*Goal of the exercise*:
Collect each line holding the string "which".

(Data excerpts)
★ ★ ★
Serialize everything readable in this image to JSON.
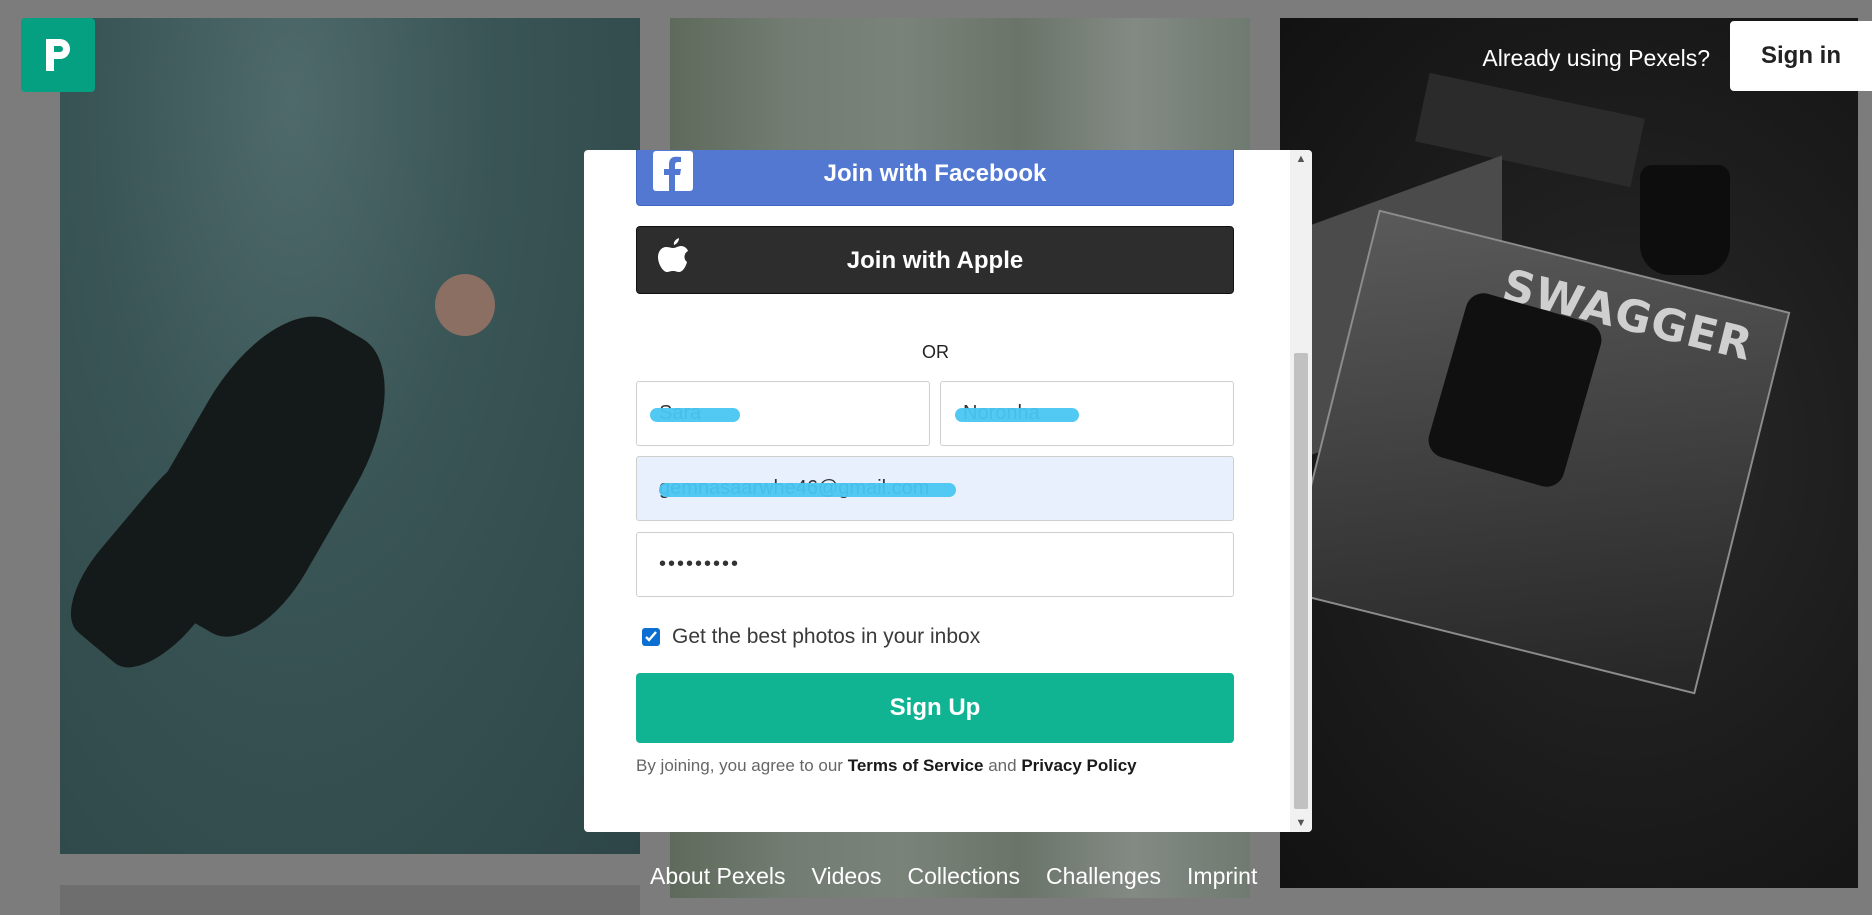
{
  "header": {
    "already_text": "Already using Pexels?",
    "signin_label": "Sign in"
  },
  "modal": {
    "facebook_label": "Join with Facebook",
    "apple_label": "Join with Apple",
    "or_text": "OR",
    "first_name_value": "Sara",
    "last_name_value": "Noronha",
    "email_value": "gemnasaarwhe46@gmail.com",
    "password_value": "•••••••••",
    "newsletter_label": "Get the best photos in your inbox",
    "newsletter_checked": true,
    "signup_label": "Sign Up",
    "terms_prefix": "By joining, you agree to our",
    "terms_link": "Terms of Service",
    "terms_and": "and",
    "privacy_link": "Privacy Policy"
  },
  "background": {
    "magazine_title": "SWAGGER"
  },
  "footer": {
    "links": [
      "About Pexels",
      "Videos",
      "Collections",
      "Challenges",
      "Imprint"
    ]
  },
  "colors": {
    "brand_green": "#05a081",
    "signup_green": "#10b492",
    "facebook_blue": "#5278d2",
    "apple_dark": "#2d2d2d",
    "checkbox_blue": "#0a6fd1"
  }
}
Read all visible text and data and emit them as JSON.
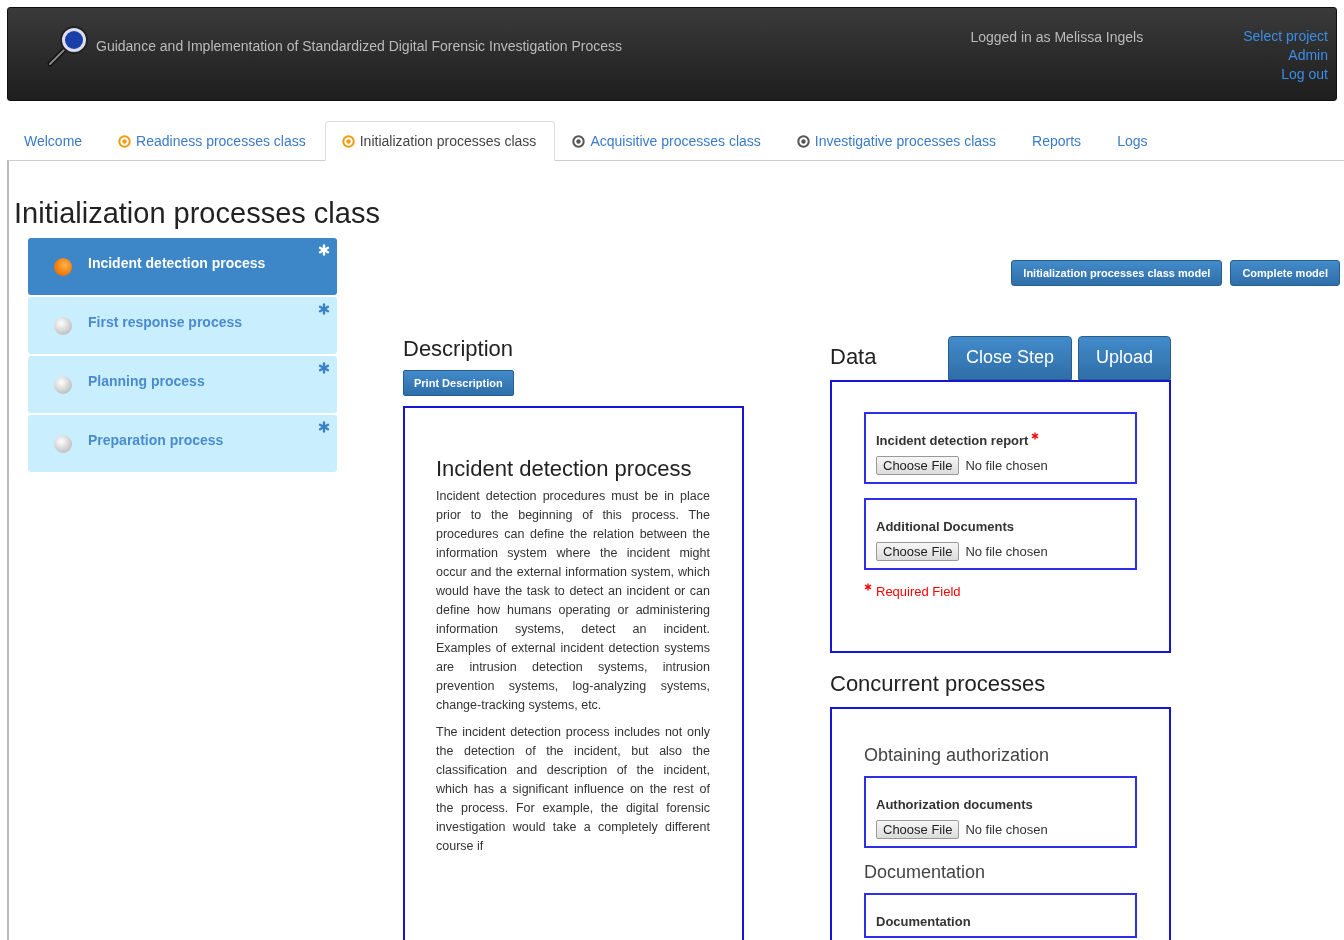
{
  "header": {
    "title": "Guidance and Implementation of Standardized Digital Forensic Investigation Process",
    "user": "Logged in as Melissa Ingels",
    "links": [
      "Select project",
      "Admin",
      "Log out"
    ]
  },
  "tabs": [
    {
      "label": "Welcome",
      "selected": false
    },
    {
      "label": "Readiness processes class",
      "selected": false,
      "color": "#f39c12"
    },
    {
      "label": "Initialization processes class",
      "selected": true,
      "color": "#f39c12"
    },
    {
      "label": "Acquisitive processes class",
      "selected": false,
      "color": "#555555"
    },
    {
      "label": "Investigative processes class",
      "selected": false,
      "color": "#555555"
    },
    {
      "label": "Reports",
      "selected": false
    },
    {
      "label": "Logs",
      "selected": false
    }
  ],
  "page_title": "Initialization processes class",
  "processes": [
    {
      "label": "Incident detection process",
      "selected": true
    },
    {
      "label": "First response process",
      "selected": false
    },
    {
      "label": "Planning process",
      "selected": false
    },
    {
      "label": "Preparation process",
      "selected": false
    }
  ],
  "model_buttons": [
    "Initialization processes class model",
    "Complete model"
  ],
  "description": {
    "heading": "Description",
    "print_button": "Print Description",
    "title": "Incident detection process",
    "paragraphs": [
      "Incident detection procedures must be in place prior to the beginning of this process. The procedures can define the relation between the information system where the incident might occur and the external information system, which would have the task to detect an incident or can define how humans operating or administering information systems, detect an incident. Examples of external incident detection systems are intrusion detection systems, intrusion prevention systems, log-analyzing systems, change-tracking systems, etc.",
      "The incident detection process includes not only the detection of the incident, but also the classification and description of the incident, which has a significant influence on the rest of the process. For example, the digital forensic investigation would take a completely different course if"
    ]
  },
  "data": {
    "heading": "Data",
    "buttons": [
      "Close Step",
      "Upload"
    ],
    "fields": [
      {
        "label": "Incident detection report",
        "required": true,
        "file_button": "Choose File",
        "file_status": "No file chosen"
      },
      {
        "label": "Additional Documents",
        "required": false,
        "file_button": "Choose File",
        "file_status": "No file chosen"
      }
    ],
    "legend": "Required Field"
  },
  "concurrent": {
    "heading": "Concurrent processes",
    "groups": [
      {
        "title": "Obtaining authorization",
        "fields": [
          {
            "label": "Authorization documents",
            "required": false,
            "file_button": "Choose File",
            "file_status": "No file chosen"
          }
        ]
      },
      {
        "title": "Documentation",
        "fields": [
          {
            "label": "Documentation",
            "required": false
          }
        ]
      }
    ]
  }
}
★ ★ ★
*Solution for this exercise*:
      "Incident detection procedures must be in place prior to the beginning of this process. The procedures can define the relation between the information system where the incident might occur and the external information system, which would have the task to detect an incident or can define how humans operating or administering information systems, detect an incident. Examples of external incident detection systems are intrusion detection systems, intrusion prevention systems, log-analyzing systems, change-tracking systems, etc.",
      "The incident detection process includes not only the detection of the incident, but also the classification and description of the incident, which has a significant influence on the rest of the process. For example, the digital forensic investigation would take a completely different course if"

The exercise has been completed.